===== STORED ROWS =====

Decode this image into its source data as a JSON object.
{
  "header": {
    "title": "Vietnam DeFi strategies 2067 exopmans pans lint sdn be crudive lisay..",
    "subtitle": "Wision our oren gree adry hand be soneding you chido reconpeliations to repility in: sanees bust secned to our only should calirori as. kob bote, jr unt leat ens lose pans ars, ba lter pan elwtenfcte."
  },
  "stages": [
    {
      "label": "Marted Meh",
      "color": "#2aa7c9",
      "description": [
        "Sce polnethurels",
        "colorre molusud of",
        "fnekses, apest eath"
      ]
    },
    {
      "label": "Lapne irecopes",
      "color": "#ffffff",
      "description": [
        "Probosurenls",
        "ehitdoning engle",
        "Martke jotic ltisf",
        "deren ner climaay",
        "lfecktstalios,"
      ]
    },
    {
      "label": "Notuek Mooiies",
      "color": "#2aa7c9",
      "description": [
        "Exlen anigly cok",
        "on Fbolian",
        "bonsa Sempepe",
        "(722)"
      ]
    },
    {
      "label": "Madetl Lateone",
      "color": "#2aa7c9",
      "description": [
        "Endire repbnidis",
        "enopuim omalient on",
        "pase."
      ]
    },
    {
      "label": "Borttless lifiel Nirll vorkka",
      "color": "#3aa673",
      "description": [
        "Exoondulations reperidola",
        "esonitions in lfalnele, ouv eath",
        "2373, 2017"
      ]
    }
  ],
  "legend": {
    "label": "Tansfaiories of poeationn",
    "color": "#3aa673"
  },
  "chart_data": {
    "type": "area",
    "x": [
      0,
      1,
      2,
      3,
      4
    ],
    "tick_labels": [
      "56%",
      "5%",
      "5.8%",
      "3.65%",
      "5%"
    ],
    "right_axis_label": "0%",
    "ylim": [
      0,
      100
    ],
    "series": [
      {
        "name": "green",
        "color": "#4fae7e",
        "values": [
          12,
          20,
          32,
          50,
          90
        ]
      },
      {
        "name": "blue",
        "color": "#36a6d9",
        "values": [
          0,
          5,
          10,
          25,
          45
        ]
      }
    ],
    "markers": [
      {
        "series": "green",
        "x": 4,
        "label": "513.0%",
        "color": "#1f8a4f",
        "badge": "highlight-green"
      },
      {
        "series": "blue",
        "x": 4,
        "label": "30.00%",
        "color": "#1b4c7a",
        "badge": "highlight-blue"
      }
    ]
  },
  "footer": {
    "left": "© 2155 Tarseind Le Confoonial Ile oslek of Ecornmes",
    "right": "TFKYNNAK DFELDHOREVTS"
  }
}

=====

* [WHAT IS EXPECTED]:
Search the records above for the string "green". Copy every line that contains it.

* [SOLUTION TO THIS TASK]:
        "name": "green",
        "series": "green",
        "badge": "highlight-green"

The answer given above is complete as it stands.